## Short exercise
Write out each line exactly as it stands, please.

(Stored records)
## Begin
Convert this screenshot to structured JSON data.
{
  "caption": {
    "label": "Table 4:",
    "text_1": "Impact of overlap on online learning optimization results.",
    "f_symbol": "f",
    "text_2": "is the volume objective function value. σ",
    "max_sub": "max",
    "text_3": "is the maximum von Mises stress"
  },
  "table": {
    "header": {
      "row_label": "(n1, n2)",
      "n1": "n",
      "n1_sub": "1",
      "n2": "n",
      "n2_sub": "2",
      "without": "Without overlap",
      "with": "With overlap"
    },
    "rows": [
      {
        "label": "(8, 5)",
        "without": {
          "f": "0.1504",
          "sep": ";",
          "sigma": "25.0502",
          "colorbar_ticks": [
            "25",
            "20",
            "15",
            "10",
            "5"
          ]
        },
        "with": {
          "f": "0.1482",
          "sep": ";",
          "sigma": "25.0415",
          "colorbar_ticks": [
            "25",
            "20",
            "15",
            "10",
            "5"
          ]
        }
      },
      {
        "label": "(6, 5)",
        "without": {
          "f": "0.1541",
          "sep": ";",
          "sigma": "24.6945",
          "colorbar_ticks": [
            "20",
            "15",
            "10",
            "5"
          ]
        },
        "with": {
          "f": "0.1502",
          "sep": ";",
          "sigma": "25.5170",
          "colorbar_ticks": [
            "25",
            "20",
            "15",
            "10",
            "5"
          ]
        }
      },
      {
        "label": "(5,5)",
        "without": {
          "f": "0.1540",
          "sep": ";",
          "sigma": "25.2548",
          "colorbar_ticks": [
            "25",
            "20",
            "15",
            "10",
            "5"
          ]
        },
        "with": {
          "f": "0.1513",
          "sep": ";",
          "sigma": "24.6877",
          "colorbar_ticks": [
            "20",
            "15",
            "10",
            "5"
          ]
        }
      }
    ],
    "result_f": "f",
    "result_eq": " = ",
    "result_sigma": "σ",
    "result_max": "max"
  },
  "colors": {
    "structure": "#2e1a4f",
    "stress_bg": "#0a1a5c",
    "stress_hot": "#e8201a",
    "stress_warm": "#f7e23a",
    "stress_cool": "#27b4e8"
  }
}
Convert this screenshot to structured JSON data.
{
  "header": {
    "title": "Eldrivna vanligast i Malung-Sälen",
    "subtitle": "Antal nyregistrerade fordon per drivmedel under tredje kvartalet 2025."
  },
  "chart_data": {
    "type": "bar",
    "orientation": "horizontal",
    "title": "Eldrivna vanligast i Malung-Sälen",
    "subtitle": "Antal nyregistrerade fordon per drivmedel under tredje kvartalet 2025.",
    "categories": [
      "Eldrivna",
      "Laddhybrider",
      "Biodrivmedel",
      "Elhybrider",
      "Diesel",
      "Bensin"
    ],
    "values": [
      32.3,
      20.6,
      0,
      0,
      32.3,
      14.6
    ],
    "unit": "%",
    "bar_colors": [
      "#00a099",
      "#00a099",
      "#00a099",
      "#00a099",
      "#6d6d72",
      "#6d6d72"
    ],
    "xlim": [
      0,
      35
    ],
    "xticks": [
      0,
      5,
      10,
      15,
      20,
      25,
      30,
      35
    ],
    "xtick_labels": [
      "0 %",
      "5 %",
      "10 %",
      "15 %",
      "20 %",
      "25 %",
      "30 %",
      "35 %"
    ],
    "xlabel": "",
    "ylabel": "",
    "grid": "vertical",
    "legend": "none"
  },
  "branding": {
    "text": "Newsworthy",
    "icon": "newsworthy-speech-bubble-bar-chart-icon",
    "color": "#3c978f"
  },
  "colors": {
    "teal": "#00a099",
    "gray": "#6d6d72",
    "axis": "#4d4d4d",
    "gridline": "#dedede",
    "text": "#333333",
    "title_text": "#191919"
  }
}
## End
## Task solution
Convert this screenshot to structured JSON data.
{
  "caption": {
    "label": "Table 4:",
    "text_1": "Impact of overlap on online learning optimization results.",
    "f_symbol": "f",
    "text_2": "is the volume objective function value. σ",
    "max_sub": "max",
    "text_3": "is the maximum von Mises stress"
  },
  "table": {
    "header": {
      "row_label": "(n1, n2)",
      "n1": "n",
      "n1_sub": "1",
      "n2": "n",
      "n2_sub": "2",
      "without": "Without overlap",
      "with": "With overlap"
    },
    "rows": [
      {
        "label": "(8, 5)",
        "without": {
          "f": "0.1504",
          "sep": ";",
          "sigma": "25.0502",
          "colorbar_ticks": [
            "25",
            "20",
            "15",
            "10",
            "5"
          ]
        },
        "with": {
          "f": "0.1482",
          "sep": ";",
          "sigma": "25.0415",
          "colorbar_ticks": [
            "25",
            "20",
            "15",
            "10",
            "5"
          ]
        }
      },
      {
        "label": "(6, 5)",
        "without": {
          "f": "0.1541",
          "sep": ";",
          "sigma": "24.6945",
          "colorbar_ticks": [
            "20",
            "15",
            "10",
            "5"
          ]
        },
        "with": {
          "f": "0.1502",
          "sep": ";",
          "sigma": "25.5170",
          "colorbar_ticks": [
            "25",
            "20",
            "15",
            "10",
            "5"
          ]
        }
      },
      {
        "label": "(5,5)",
        "without": {
          "f": "0.1540",
          "sep": ";",
          "sigma": "25.2548",
          "colorbar_ticks": [
            "25",
            "20",
            "15",
            "10",
            "5"
          ]
        },
        "with": {
          "f": "0.1513",
          "sep": ";",
          "sigma": "24.6877",
          "colorbar_ticks": [
            "20",
            "15",
            "10",
            "5"
          ]
        }
      }
    ],
    "result_f": "f",
    "result_eq": " = ",
    "result_sigma": "σ",
    "result_max": "max"
  },
  "colors": {
    "structure": "#2e1a4f",
    "stress_bg": "#0a1a5c",
    "stress_hot": "#e8201a",
    "stress_warm": "#f7e23a",
    "stress_cool": "#27b4e8"
  }
}
Convert this screenshot to structured JSON data.
{
  "header": {
    "title": "Eldrivna vanligast i Malung-Sälen",
    "subtitle": "Antal nyregistrerade fordon per drivmedel under tredje kvartalet 2025."
  },
  "chart_data": {
    "type": "bar",
    "orientation": "horizontal",
    "title": "Eldrivna vanligast i Malung-Sälen",
    "subtitle": "Antal nyregistrerade fordon per drivmedel under tredje kvartalet 2025.",
    "categories": [
      "Eldrivna",
      "Laddhybrider",
      "Biodrivmedel",
      "Elhybrider",
      "Diesel",
      "Bensin"
    ],
    "values": [
      32.3,
      20.6,
      0,
      0,
      32.3,
      14.6
    ],
    "unit": "%",
    "bar_colors": [
      "#00a099",
      "#00a099",
      "#00a099",
      "#00a099",
      "#6d6d72",
      "#6d6d72"
    ],
    "xlim": [
      0,
      35
    ],
    "xticks": [
      0,
      5,
      10,
      15,
      20,
      25,
      30,
      35
    ],
    "xtick_labels": [
      "0 %",
      "5 %",
      "10 %",
      "15 %",
      "20 %",
      "25 %",
      "30 %",
      "35 %"
    ],
    "xlabel": "",
    "ylabel": "",
    "grid": "vertical",
    "legend": "none"
  },
  "branding": {
    "text": "Newsworthy",
    "icon": "newsworthy-speech-bubble-bar-chart-icon",
    "color": "#3c978f"
  },
  "colors": {
    "teal": "#00a099",
    "gray": "#6d6d72",
    "axis": "#4d4d4d",
    "gridline": "#dedede",
    "text": "#333333",
    "title_text": "#191919"
  }
}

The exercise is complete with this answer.